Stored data
----------

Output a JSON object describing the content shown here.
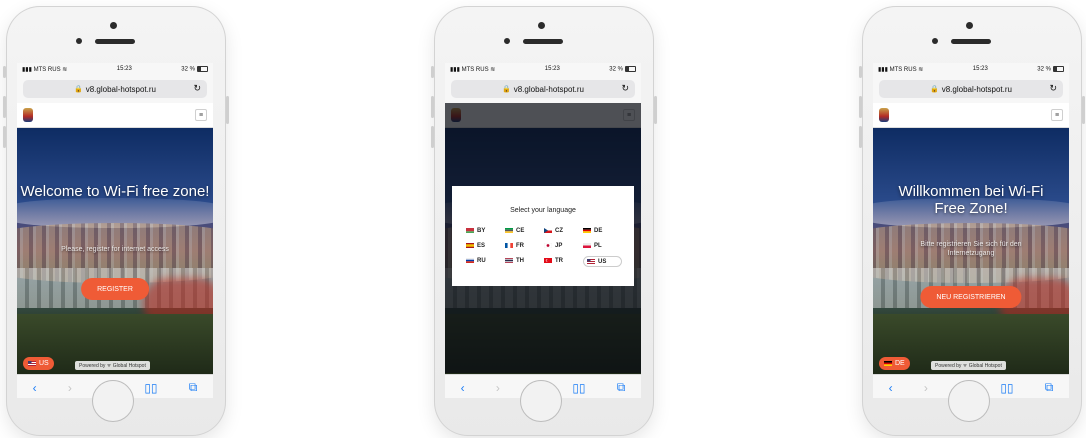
{
  "phones": [
    {
      "status": {
        "carrier": "MTS RUS",
        "time": "15:23",
        "battery": "32 %"
      },
      "url": "v8.global-hotspot.ru",
      "hero": {
        "title": "Welcome to Wi-Fi free zone!",
        "subtitle": "Please, register for internet access",
        "button": "REGISTER"
      },
      "language": "US",
      "powered": "Powered by",
      "powered_brand": "Global Hotspot"
    },
    {
      "status": {
        "carrier": "MTS RUS",
        "time": "15:23",
        "battery": "32 %"
      },
      "url": "v8.global-hotspot.ru",
      "modal": {
        "title": "Select your language",
        "languages": [
          "BY",
          "CE",
          "CZ",
          "DE",
          "ES",
          "FR",
          "JP",
          "PL",
          "RU",
          "TH",
          "TR",
          "US"
        ],
        "selected": "US"
      }
    },
    {
      "status": {
        "carrier": "MTS RUS",
        "time": "15:23",
        "battery": "32 %"
      },
      "url": "v8.global-hotspot.ru",
      "hero": {
        "title": "Willkommen bei Wi-Fi Free Zone!",
        "subtitle": "Bitte registrieren Sie sich für den Internetzugang",
        "button": "NEU REGISTRIEREN"
      },
      "language": "DE",
      "powered": "Powered by",
      "powered_brand": "Global Hotspot"
    }
  ],
  "colors": {
    "accent": "#ef5b36",
    "ios_blue": "#1a7cf5"
  },
  "icons": {
    "back": "chevron-left-icon",
    "forward": "chevron-right-icon",
    "share": "share-icon",
    "bookmarks": "book-icon",
    "tabs": "tabs-icon",
    "lock": "lock-icon",
    "reload": "reload-icon",
    "menu": "hamburger-icon"
  }
}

----------

• [DO THIS] A faithful copy of the records above is needed, with the pictures left out.

• [EXERCISE OUTPUT]
Output a JSON object describing the content shown here.
{
  "phones": [
    {
      "status": {
        "carrier": "MTS RUS",
        "time": "15:23",
        "battery": "32 %"
      },
      "url": "v8.global-hotspot.ru",
      "hero": {
        "title": "Welcome to Wi-Fi free zone!",
        "subtitle": "Please, register for internet access",
        "button": "REGISTER"
      },
      "language": "US",
      "powered": "Powered by",
      "powered_brand": "Global Hotspot"
    },
    {
      "status": {
        "carrier": "MTS RUS",
        "time": "15:23",
        "battery": "32 %"
      },
      "url": "v8.global-hotspot.ru",
      "modal": {
        "title": "Select your language",
        "languages": [
          "BY",
          "CE",
          "CZ",
          "DE",
          "ES",
          "FR",
          "JP",
          "PL",
          "RU",
          "TH",
          "TR",
          "US"
        ],
        "selected": "US"
      }
    },
    {
      "status": {
        "carrier": "MTS RUS",
        "time": "15:23",
        "battery": "32 %"
      },
      "url": "v8.global-hotspot.ru",
      "hero": {
        "title": "Willkommen bei Wi-Fi Free Zone!",
        "subtitle": "Bitte registrieren Sie sich für den Internetzugang",
        "button": "NEU REGISTRIEREN"
      },
      "language": "DE",
      "powered": "Powered by",
      "powered_brand": "Global Hotspot"
    }
  ],
  "colors": {
    "accent": "#ef5b36",
    "ios_blue": "#1a7cf5"
  },
  "icons": {
    "back": "chevron-left-icon",
    "forward": "chevron-right-icon",
    "share": "share-icon",
    "bookmarks": "book-icon",
    "tabs": "tabs-icon",
    "lock": "lock-icon",
    "reload": "reload-icon",
    "menu": "hamburger-icon"
  }
}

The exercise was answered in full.